Tally the lines in the listing below that contain "amount" and report the tally alone.

**ENTRIES PROVIDED**
========================================================================

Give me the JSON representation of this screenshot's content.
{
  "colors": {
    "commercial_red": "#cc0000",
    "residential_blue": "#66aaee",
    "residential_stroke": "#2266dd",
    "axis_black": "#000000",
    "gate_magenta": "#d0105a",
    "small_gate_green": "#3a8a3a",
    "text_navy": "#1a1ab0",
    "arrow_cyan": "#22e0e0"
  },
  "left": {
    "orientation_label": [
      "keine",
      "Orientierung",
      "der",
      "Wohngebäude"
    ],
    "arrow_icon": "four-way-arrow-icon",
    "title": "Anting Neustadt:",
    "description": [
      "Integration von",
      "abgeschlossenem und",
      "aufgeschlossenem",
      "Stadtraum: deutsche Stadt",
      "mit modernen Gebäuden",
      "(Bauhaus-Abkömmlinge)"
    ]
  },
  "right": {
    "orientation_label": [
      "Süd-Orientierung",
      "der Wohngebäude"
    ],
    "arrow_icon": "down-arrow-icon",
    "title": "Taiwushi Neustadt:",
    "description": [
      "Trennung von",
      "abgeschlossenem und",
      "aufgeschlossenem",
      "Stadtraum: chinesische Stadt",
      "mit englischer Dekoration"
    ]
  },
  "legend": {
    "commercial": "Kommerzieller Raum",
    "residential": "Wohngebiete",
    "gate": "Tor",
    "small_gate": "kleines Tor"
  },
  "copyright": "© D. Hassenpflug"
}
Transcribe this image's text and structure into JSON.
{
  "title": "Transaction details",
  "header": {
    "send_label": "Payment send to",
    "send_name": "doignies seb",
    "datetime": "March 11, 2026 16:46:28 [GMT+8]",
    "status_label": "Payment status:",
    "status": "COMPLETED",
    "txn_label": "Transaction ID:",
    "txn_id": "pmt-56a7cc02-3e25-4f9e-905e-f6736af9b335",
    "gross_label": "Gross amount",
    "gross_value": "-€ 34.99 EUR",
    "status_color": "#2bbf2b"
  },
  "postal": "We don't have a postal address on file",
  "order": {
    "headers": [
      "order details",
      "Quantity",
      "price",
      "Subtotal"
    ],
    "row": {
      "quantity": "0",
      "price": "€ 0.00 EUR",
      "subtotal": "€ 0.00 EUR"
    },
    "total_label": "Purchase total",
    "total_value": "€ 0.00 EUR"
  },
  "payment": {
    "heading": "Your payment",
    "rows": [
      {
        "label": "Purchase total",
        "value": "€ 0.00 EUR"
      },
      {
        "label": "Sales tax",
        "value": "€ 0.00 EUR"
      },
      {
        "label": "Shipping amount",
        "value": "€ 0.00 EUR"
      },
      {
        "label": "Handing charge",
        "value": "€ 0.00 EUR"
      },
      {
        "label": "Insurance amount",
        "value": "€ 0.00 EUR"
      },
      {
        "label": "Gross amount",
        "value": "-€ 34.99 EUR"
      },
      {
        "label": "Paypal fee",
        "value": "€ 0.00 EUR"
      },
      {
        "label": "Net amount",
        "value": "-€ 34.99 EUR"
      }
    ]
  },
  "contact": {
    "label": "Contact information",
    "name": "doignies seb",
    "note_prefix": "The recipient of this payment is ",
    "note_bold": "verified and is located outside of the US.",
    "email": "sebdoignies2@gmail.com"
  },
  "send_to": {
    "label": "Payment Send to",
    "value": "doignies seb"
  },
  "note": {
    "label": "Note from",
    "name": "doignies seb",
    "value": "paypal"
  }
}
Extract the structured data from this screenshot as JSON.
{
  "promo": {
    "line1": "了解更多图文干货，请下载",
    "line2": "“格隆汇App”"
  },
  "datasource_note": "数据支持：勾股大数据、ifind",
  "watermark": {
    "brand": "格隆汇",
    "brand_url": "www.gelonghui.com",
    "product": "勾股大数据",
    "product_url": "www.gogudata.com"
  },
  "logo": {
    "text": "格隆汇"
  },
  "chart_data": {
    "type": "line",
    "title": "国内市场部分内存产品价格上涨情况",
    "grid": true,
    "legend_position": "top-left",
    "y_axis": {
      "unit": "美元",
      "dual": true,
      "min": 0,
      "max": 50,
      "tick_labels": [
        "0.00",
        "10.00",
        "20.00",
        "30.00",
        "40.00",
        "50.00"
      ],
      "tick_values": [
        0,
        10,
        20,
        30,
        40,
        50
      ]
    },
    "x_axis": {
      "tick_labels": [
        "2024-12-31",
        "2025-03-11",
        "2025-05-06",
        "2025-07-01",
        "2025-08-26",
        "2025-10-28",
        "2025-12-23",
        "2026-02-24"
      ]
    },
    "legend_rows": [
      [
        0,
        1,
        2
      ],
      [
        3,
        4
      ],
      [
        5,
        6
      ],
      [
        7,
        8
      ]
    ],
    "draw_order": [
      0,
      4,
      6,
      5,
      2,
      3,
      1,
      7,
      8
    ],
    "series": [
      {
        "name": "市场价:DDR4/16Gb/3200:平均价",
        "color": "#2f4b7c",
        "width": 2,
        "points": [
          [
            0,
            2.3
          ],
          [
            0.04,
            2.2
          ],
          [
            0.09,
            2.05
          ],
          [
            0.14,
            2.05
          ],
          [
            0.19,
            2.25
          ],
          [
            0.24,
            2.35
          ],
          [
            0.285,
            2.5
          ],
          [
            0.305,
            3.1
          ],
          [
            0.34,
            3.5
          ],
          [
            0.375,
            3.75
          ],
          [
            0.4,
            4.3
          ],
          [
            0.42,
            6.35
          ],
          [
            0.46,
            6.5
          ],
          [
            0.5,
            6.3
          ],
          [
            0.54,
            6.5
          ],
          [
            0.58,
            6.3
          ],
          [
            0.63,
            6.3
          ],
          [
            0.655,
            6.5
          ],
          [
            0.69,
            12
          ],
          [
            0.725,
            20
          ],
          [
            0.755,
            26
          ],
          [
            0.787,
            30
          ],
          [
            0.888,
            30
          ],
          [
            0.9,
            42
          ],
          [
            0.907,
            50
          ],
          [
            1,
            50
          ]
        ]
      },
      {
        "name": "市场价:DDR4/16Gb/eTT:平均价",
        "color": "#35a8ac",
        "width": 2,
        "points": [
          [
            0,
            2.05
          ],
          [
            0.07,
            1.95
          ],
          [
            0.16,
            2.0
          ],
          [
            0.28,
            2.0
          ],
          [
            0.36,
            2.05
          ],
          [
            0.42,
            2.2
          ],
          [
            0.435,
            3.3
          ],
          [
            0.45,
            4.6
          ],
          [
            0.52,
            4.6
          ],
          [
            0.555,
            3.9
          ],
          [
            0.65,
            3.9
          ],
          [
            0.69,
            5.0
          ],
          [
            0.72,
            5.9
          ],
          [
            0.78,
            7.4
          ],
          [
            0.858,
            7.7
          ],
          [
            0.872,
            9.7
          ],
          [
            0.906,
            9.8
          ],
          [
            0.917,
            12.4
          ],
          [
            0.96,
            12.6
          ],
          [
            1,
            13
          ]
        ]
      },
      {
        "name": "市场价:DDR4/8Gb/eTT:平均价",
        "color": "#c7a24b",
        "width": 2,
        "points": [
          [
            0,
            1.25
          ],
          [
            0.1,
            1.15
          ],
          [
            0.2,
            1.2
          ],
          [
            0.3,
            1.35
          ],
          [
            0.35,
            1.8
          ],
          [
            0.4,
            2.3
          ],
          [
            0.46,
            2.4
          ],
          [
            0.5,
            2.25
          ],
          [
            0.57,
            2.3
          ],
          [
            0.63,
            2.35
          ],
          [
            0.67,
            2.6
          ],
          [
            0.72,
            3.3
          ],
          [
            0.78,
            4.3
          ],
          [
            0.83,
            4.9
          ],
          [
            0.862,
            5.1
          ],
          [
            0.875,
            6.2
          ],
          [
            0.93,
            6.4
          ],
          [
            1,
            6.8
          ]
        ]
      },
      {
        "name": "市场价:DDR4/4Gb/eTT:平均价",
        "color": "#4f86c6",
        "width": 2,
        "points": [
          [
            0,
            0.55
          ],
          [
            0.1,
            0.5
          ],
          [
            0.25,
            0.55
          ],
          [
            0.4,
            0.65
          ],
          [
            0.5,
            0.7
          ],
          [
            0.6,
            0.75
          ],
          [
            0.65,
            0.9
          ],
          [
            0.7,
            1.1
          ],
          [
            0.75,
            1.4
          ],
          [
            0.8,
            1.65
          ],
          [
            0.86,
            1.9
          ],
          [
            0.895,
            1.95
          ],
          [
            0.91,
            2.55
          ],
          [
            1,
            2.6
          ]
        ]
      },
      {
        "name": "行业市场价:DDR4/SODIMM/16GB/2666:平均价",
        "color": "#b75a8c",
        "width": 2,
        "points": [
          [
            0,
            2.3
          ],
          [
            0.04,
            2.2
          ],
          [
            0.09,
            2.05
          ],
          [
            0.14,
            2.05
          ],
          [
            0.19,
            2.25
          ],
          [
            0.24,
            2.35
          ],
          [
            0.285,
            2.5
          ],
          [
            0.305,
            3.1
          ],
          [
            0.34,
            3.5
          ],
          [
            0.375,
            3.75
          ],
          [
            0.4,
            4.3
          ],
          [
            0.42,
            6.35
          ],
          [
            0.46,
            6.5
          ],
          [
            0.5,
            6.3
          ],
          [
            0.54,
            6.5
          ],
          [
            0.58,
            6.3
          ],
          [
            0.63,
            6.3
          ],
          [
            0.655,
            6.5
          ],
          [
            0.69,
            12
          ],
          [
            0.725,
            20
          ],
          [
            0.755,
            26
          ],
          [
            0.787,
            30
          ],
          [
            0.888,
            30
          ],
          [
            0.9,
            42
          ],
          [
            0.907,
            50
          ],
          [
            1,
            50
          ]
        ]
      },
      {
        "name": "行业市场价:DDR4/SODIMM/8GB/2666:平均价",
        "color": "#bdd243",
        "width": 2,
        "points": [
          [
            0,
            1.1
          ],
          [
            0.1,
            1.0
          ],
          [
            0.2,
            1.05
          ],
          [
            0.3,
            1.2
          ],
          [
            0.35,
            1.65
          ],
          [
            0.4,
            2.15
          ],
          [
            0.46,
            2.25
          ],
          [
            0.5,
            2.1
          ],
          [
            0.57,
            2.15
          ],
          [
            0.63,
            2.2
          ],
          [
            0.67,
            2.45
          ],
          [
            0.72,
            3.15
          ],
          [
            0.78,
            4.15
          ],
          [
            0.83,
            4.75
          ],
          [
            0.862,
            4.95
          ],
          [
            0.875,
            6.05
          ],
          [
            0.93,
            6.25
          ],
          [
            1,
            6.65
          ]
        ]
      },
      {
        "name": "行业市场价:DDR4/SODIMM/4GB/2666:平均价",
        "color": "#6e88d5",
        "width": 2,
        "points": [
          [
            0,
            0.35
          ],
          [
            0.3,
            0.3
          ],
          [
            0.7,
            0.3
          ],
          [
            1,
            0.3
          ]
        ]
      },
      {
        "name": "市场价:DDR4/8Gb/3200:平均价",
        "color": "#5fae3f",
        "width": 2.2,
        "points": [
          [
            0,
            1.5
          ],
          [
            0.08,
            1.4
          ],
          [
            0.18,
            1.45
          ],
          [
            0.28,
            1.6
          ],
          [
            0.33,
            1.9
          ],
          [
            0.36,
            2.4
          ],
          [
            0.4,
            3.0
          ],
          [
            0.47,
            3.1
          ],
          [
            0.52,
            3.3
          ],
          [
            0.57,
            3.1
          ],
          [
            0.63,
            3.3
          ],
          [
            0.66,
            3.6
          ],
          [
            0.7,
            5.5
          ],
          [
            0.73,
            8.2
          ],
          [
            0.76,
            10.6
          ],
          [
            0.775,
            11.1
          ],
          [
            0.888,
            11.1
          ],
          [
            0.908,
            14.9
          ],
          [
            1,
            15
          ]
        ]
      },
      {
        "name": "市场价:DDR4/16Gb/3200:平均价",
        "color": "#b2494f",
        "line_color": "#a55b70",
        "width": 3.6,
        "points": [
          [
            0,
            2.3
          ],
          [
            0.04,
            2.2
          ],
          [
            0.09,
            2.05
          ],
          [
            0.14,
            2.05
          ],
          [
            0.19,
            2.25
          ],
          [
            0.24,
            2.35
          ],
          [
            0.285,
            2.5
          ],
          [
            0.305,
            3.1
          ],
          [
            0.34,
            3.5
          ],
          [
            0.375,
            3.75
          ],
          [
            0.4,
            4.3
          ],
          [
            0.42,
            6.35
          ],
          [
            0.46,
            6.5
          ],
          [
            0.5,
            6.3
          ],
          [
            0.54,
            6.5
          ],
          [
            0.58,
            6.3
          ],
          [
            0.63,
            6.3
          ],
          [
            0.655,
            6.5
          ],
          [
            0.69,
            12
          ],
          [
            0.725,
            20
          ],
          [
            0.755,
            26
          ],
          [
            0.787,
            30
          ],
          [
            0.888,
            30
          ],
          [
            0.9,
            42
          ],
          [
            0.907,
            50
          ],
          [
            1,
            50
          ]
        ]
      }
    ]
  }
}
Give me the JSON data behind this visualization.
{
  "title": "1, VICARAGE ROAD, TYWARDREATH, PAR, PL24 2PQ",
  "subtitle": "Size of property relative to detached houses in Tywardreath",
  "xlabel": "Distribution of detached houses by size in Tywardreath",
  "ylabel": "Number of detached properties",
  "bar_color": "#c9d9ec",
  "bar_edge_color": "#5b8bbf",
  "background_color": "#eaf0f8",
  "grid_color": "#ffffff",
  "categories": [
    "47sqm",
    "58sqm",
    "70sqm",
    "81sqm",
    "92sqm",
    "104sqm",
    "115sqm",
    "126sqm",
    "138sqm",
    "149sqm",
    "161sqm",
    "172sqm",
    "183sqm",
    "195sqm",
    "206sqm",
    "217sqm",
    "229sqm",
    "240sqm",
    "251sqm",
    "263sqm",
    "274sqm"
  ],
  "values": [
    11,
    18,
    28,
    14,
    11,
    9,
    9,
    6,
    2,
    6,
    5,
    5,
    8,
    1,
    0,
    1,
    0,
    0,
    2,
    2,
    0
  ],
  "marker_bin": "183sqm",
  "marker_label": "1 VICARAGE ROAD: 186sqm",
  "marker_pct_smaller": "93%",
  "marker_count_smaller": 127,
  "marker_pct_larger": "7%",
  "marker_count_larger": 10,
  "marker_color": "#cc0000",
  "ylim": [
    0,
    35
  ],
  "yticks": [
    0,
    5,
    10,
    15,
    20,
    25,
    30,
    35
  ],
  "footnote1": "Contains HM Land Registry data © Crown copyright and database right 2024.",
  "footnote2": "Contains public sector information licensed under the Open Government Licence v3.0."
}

========================================================================

**RESULT OF THE TASK**
5